• [Exercise] Below are the records; locate each line with the word "caixa" and copy it.

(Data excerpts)
•••••

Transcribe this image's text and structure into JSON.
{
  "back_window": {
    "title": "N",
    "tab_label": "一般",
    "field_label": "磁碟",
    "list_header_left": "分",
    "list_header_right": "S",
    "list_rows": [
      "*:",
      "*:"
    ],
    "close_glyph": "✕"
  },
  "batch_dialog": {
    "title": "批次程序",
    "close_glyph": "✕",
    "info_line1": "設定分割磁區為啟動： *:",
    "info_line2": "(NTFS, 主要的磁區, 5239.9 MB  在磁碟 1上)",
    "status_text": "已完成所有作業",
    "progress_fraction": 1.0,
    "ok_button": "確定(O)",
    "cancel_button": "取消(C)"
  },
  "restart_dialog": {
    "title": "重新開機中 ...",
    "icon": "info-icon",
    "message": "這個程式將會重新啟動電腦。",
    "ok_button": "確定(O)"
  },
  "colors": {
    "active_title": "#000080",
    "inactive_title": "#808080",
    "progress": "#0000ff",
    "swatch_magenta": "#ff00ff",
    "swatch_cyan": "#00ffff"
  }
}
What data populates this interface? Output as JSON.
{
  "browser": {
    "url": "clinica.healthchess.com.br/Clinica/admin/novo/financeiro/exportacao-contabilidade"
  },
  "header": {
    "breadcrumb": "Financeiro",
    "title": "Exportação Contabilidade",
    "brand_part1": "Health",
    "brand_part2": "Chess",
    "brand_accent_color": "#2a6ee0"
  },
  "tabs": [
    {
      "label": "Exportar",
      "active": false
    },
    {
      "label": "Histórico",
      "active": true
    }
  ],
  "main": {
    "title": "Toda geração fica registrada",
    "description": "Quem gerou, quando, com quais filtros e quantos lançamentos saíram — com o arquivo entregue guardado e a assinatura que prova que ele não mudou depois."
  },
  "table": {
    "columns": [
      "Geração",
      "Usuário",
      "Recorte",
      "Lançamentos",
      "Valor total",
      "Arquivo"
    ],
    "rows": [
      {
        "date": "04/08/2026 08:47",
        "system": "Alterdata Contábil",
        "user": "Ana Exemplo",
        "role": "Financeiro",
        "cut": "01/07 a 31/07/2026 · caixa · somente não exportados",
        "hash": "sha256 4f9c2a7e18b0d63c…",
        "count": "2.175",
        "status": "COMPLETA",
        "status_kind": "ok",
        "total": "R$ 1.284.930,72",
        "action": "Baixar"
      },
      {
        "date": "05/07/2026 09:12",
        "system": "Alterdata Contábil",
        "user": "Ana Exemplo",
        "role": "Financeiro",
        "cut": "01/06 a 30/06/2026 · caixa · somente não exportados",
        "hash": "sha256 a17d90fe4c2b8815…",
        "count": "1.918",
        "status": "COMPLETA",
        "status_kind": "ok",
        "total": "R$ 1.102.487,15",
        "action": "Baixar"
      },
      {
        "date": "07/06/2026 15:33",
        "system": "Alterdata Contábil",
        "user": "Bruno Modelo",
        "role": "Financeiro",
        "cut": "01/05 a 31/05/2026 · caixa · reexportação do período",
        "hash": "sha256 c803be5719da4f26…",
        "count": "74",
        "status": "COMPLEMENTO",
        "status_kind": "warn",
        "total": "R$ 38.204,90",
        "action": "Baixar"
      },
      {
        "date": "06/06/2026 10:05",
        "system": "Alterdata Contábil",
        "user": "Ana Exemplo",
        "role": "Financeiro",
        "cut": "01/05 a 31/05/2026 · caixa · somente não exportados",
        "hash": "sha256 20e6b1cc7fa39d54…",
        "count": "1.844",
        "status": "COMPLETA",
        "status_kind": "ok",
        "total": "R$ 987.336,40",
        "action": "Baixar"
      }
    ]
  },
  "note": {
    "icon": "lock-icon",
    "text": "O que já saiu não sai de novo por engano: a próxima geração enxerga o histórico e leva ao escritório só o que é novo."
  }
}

•••••

• [Output of the task]
        "cut": "01/07 a 31/07/2026 · caixa · somente não exportados",
        "cut": "01/06 a 30/06/2026 · caixa · somente não exportados",
        "cut": "01/05 a 31/05/2026 · caixa · reexportação do período",
        "cut": "01/05 a 31/05/2026 · caixa · somente não exportados",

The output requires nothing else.